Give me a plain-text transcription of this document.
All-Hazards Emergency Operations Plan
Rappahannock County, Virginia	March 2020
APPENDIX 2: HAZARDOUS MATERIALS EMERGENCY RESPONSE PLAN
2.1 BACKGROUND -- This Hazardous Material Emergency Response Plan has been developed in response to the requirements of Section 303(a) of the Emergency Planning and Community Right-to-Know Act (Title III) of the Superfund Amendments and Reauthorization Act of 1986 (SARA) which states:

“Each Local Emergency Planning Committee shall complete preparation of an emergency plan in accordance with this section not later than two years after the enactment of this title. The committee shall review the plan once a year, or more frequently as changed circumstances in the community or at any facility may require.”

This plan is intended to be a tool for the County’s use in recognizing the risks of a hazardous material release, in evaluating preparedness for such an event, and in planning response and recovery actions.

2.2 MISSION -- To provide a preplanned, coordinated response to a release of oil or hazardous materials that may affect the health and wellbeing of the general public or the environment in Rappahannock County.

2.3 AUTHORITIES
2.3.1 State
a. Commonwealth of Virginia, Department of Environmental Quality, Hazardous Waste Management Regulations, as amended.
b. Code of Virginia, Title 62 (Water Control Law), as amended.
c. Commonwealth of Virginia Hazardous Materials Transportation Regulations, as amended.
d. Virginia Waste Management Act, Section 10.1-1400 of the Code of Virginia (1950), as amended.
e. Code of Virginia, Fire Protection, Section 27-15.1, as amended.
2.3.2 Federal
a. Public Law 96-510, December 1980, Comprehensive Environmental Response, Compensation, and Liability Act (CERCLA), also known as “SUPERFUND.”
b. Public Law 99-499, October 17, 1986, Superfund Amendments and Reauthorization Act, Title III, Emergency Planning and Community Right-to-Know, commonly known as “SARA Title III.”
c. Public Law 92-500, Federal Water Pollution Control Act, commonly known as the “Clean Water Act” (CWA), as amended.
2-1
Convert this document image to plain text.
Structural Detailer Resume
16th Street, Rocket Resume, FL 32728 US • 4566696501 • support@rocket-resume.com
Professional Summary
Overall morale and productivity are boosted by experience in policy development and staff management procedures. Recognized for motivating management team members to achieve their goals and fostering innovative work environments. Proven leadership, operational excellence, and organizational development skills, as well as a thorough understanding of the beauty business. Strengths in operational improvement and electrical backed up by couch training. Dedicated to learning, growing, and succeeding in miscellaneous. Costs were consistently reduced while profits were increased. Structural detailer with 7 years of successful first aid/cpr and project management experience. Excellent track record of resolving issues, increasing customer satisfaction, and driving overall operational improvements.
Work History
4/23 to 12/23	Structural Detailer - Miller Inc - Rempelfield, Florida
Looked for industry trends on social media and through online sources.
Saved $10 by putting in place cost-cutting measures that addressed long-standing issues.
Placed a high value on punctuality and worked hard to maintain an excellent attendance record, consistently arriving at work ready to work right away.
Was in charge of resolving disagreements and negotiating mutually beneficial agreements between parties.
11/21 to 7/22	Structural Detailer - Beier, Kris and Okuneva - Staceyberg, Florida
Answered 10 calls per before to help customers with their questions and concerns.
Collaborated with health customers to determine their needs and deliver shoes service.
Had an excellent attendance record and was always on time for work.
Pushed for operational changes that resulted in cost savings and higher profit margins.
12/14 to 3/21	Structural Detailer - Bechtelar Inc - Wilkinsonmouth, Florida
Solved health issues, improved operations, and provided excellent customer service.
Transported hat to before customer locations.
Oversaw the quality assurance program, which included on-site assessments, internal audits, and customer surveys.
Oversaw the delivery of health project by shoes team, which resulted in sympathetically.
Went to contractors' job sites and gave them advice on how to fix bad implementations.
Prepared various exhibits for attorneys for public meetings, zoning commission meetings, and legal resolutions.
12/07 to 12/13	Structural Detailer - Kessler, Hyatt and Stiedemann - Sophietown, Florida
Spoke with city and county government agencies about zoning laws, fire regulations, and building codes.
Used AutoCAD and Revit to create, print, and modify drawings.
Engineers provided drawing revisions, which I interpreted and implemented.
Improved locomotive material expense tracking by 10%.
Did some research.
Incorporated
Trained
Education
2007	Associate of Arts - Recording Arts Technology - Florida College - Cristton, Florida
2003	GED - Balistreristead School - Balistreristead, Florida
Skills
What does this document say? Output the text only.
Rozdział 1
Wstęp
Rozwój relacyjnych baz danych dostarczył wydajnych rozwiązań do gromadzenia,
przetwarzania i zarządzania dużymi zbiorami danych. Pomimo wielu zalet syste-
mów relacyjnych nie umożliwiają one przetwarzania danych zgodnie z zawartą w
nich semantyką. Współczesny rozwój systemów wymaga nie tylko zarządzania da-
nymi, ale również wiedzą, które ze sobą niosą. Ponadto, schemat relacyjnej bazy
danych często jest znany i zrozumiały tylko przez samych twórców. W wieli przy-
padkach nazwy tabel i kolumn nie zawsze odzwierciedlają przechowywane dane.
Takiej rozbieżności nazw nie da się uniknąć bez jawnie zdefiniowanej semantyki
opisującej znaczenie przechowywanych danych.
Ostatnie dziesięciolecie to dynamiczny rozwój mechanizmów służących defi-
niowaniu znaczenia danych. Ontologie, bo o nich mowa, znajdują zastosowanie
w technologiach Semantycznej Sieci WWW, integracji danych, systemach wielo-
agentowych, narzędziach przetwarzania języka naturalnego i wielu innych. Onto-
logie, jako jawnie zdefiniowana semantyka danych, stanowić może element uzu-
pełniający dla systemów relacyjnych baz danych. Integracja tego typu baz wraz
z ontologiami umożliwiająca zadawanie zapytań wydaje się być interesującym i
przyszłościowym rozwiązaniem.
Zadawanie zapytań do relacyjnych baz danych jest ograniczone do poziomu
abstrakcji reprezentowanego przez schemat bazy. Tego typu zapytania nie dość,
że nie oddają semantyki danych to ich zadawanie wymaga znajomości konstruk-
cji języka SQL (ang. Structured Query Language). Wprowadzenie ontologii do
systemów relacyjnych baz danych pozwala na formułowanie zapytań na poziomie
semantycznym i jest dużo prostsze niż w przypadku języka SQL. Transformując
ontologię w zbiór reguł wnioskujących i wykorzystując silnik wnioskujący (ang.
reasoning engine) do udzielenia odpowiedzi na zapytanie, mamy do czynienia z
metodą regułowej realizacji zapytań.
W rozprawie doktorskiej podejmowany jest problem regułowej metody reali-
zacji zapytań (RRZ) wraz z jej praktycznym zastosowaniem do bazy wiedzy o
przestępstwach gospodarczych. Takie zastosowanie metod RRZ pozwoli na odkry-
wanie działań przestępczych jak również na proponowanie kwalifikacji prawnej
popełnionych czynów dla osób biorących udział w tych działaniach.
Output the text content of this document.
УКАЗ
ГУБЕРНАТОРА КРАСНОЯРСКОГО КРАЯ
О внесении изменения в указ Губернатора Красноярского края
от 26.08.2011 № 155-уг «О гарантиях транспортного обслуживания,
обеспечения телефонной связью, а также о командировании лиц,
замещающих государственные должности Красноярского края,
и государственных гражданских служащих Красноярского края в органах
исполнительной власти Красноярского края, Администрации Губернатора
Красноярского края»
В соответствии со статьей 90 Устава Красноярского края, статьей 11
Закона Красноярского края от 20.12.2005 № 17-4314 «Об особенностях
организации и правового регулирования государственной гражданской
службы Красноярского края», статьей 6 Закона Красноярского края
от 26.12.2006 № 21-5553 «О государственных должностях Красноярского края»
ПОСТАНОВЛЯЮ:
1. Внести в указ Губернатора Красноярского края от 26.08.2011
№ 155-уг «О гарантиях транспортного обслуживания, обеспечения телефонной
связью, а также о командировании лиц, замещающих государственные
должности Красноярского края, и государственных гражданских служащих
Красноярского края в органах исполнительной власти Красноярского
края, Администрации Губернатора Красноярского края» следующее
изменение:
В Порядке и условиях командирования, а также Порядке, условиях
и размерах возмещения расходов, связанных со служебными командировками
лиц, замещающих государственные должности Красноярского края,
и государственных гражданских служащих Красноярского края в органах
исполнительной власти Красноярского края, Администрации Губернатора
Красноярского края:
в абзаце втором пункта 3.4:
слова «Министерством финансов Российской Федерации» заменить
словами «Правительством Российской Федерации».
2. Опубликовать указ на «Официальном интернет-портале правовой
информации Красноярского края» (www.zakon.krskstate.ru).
***
▶ _Instruction_
Using the material above, report each line where "shoes" occurs.

▶ _Exercise response_
Collaborated with health customers to determine their needs and deliver shoes service.
Oversaw the delivery of health project by shoes team, which resulted in sympathetically.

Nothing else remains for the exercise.